Task description: Go through the data below and copy it exactly, skipping every picture.

Information shown:
Start

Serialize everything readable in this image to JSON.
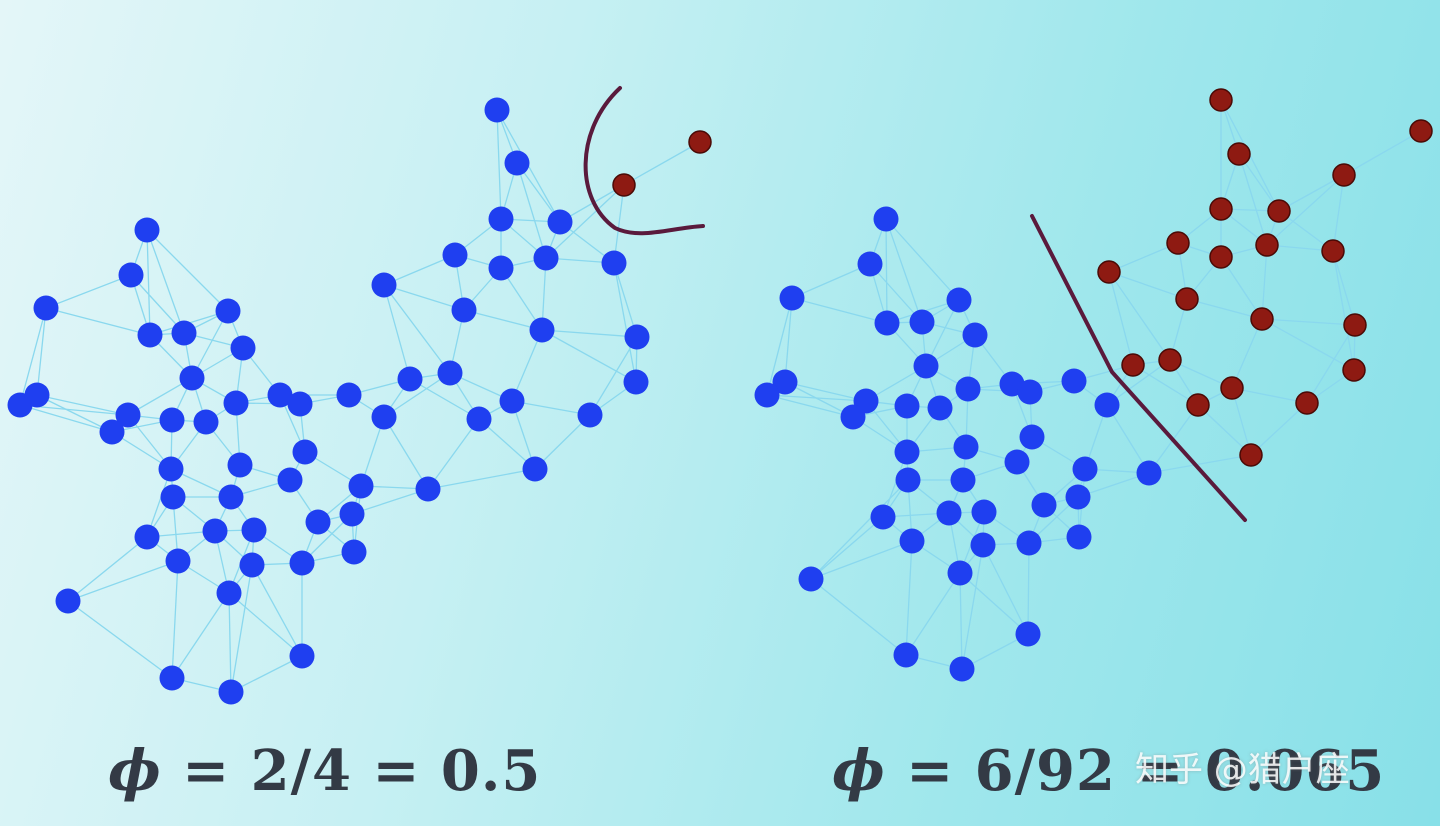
{
  "formulas": {
    "left": {
      "symbol": "ϕ",
      "expression": " = 2/4 = 0.5"
    },
    "right": {
      "symbol": "ϕ",
      "expression": " = 6/92 = 0.065"
    }
  },
  "watermark": "知乎 @猎户座",
  "colors": {
    "node_blue": "#1f3ff0",
    "node_red": "#8e1a12",
    "edge": "#8ad8ee",
    "cut_line": "#5a1a3c"
  }
}
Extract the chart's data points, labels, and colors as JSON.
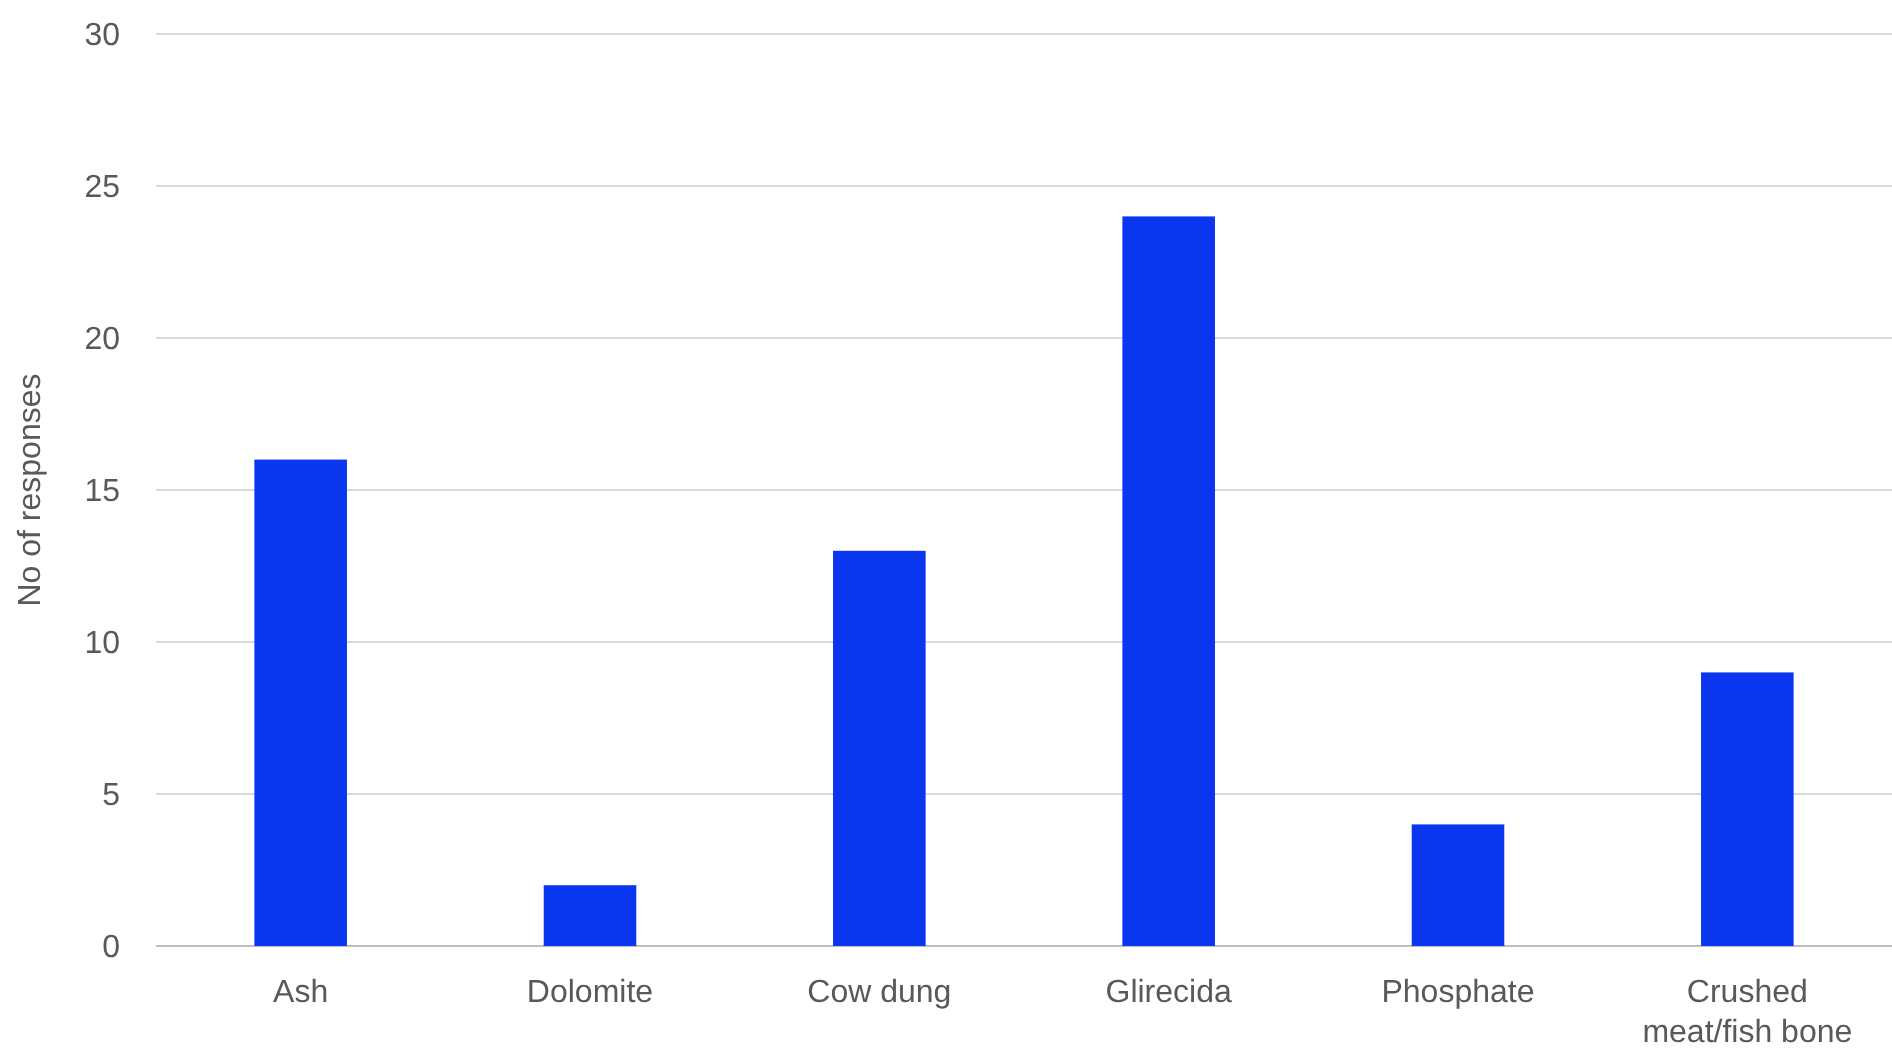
{
  "chart_data": {
    "type": "bar",
    "ylabel": "No of responses",
    "categories": [
      "Ash",
      "Dolomite",
      "Cow dung",
      "Glirecida",
      "Phosphate",
      "Crushed meat/fish bone"
    ],
    "values": [
      16,
      2,
      13,
      24,
      4,
      9
    ],
    "color": "#0a36f0",
    "ylim": [
      0,
      30
    ],
    "yticks": [
      0,
      5,
      10,
      15,
      20,
      25,
      30
    ],
    "grid": "y"
  }
}
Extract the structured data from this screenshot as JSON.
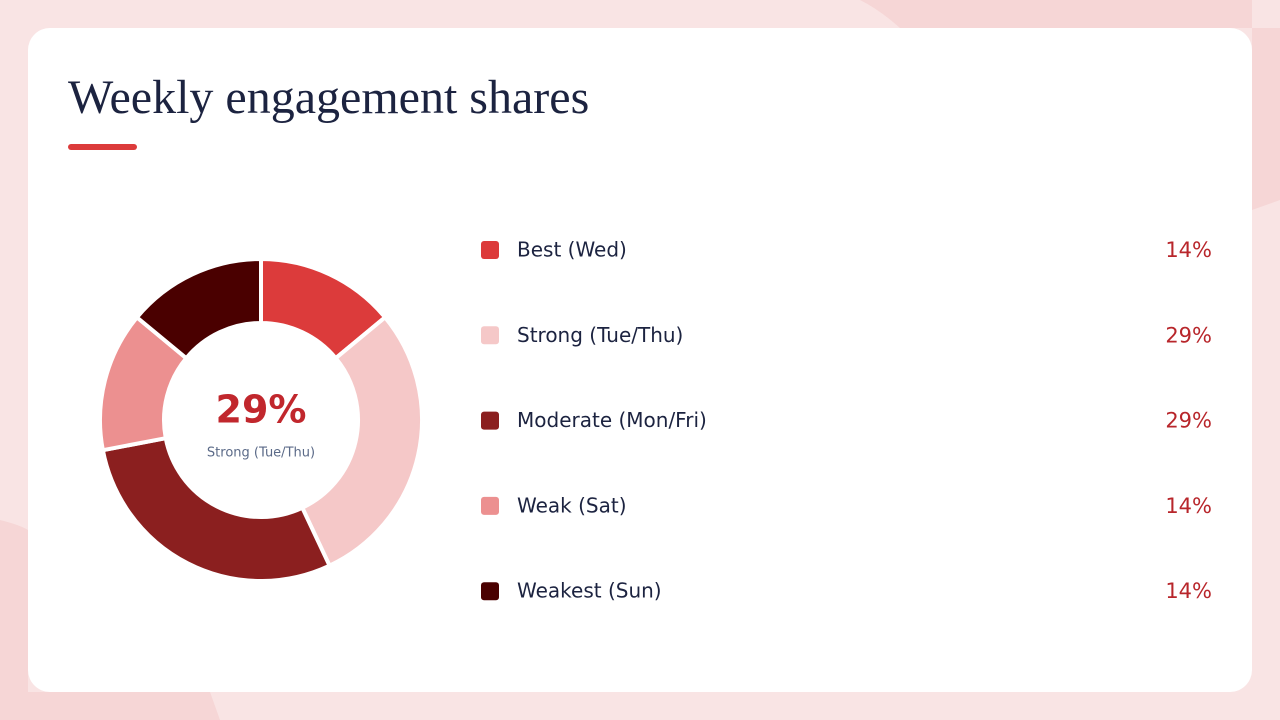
{
  "chart_data": {
    "type": "pie",
    "title": "Weekly engagement shares",
    "categories": [
      "Best (Wed)",
      "Strong (Tue/Thu)",
      "Moderate (Mon/Fri)",
      "Weak (Sat)",
      "Weakest (Sun)"
    ],
    "values": [
      14,
      29,
      29,
      14,
      14
    ],
    "value_labels": [
      "14%",
      "29%",
      "29%",
      "14%",
      "14%"
    ],
    "colors": [
      "#dc3b3b",
      "#f5c8c8",
      "#8b1f1f",
      "#ec9090",
      "#4a0000"
    ]
  }
}
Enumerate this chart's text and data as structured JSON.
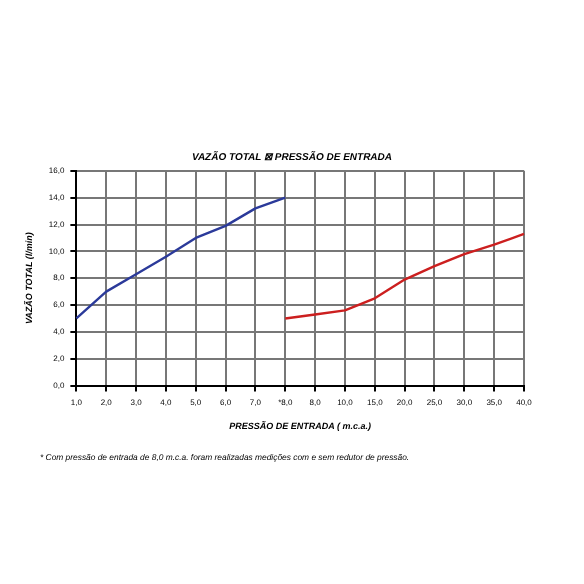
{
  "chart_data": {
    "type": "line",
    "title": "VAZÃO TOTAL ⊠ PRESSÃO DE ENTRADA",
    "xlabel": "PRESSÃO DE ENTRADA ( m.c.a.)",
    "ylabel": "VAZÃO TOTAL (l/min)",
    "categories": [
      "1,0",
      "2,0",
      "3,0",
      "4,0",
      "5,0",
      "6,0",
      "7,0",
      "*8,0",
      "8,0",
      "10,0",
      "15,0",
      "20,0",
      "25,0",
      "30,0",
      "35,0",
      "40,0"
    ],
    "series": [
      {
        "color": "#2b3a9a",
        "values": [
          5.0,
          7.0,
          8.3,
          9.6,
          11.0,
          11.9,
          13.2,
          14.0,
          null,
          null,
          null,
          null,
          null,
          null,
          null,
          null
        ]
      },
      {
        "color": "#cc1f1f",
        "values": [
          null,
          null,
          null,
          null,
          null,
          null,
          null,
          5.0,
          5.3,
          5.6,
          6.5,
          7.9,
          8.9,
          9.8,
          10.5,
          11.3
        ]
      }
    ],
    "ylim": [
      0,
      16
    ],
    "yticks": [
      {
        "value": 0,
        "label": "0,0"
      },
      {
        "value": 2,
        "label": "2,0"
      },
      {
        "value": 4,
        "label": "4,0"
      },
      {
        "value": 6,
        "label": "6,0"
      },
      {
        "value": 8,
        "label": "8,0"
      },
      {
        "value": 10,
        "label": "10,0"
      },
      {
        "value": 12,
        "label": "12,0"
      },
      {
        "value": 14,
        "label": "14,0"
      },
      {
        "value": 16,
        "label": "16,0"
      }
    ],
    "grid": true,
    "line_style": "solid",
    "marker": "none",
    "annotations": [
      "* Com pressão de entrada de 8,0 m.c.a. foram realizadas medições com e sem redutor de pressão."
    ]
  }
}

End

Written solution:
Serialize everything readable in this image to JSON.
{
  "formulas": {
    "left": {
      "symbol": "ϕ",
      "expression": " = 2/4 = 0.5"
    },
    "right": {
      "symbol": "ϕ",
      "expression": " = 6/92 = 0.065"
    }
  },
  "watermark": "知乎 @猎户座",
  "colors": {
    "node_blue": "#1f3ff0",
    "node_red": "#8e1a12",
    "edge": "#8ad8ee",
    "cut_line": "#5a1a3c"
  }
}
Extract the chart's data points, labels, and colors as JSON.
{
  "chart_data": {
    "type": "bar",
    "ylabel": "No of responses",
    "categories": [
      "Ash",
      "Dolomite",
      "Cow dung",
      "Glirecida",
      "Phosphate",
      "Crushed meat/fish bone"
    ],
    "values": [
      16,
      2,
      13,
      24,
      4,
      9
    ],
    "color": "#0a36f0",
    "ylim": [
      0,
      30
    ],
    "yticks": [
      0,
      5,
      10,
      15,
      20,
      25,
      30
    ],
    "grid": "y"
  }
}
Extract the structured data from this screenshot as JSON.
{
  "chart_data": {
    "type": "pie",
    "title": "Weekly engagement shares",
    "categories": [
      "Best (Wed)",
      "Strong (Tue/Thu)",
      "Moderate (Mon/Fri)",
      "Weak (Sat)",
      "Weakest (Sun)"
    ],
    "values": [
      14,
      29,
      29,
      14,
      14
    ],
    "value_labels": [
      "14%",
      "29%",
      "29%",
      "14%",
      "14%"
    ],
    "colors": [
      "#dc3b3b",
      "#f5c8c8",
      "#8b1f1f",
      "#ec9090",
      "#4a0000"
    ]
  }
}
Enumerate this chart's text and data as structured JSON.
{
  "chart_data": {
    "type": "line",
    "title": "VAZÃO TOTAL ⊠ PRESSÃO DE ENTRADA",
    "xlabel": "PRESSÃO DE ENTRADA ( m.c.a.)",
    "ylabel": "VAZÃO TOTAL (l/min)",
    "categories": [
      "1,0",
      "2,0",
      "3,0",
      "4,0",
      "5,0",
      "6,0",
      "7,0",
      "*8,0",
      "8,0",
      "10,0",
      "15,0",
      "20,0",
      "25,0",
      "30,0",
      "35,0",
      "40,0"
    ],
    "series": [
      {
        "color": "#2b3a9a",
        "values": [
          5.0,
          7.0,
          8.3,
          9.6,
          11.0,
          11.9,
          13.2,
          14.0,
          null,
          null,
          null,
          null,
          null,
          null,
          null,
          null
        ]
      },
      {
        "color": "#cc1f1f",
        "values": [
          null,
          null,
          null,
          null,
          null,
          null,
          null,
          5.0,
          5.3,
          5.6,
          6.5,
          7.9,
          8.9,
          9.8,
          10.5,
          11.3
        ]
      }
    ],
    "ylim": [
      0,
      16
    ],
    "yticks": [
      {
        "value": 0,
        "label": "0,0"
      },
      {
        "value": 2,
        "label": "2,0"
      },
      {
        "value": 4,
        "label": "4,0"
      },
      {
        "value": 6,
        "label": "6,0"
      },
      {
        "value": 8,
        "label": "8,0"
      },
      {
        "value": 10,
        "label": "10,0"
      },
      {
        "value": 12,
        "label": "12,0"
      },
      {
        "value": 14,
        "label": "14,0"
      },
      {
        "value": 16,
        "label": "16,0"
      }
    ],
    "grid": true,
    "line_style": "solid",
    "marker": "none",
    "annotations": [
      "* Com pressão de entrada de 8,0 m.c.a. foram realizadas medições com e sem redutor de pressão."
    ]
  }
}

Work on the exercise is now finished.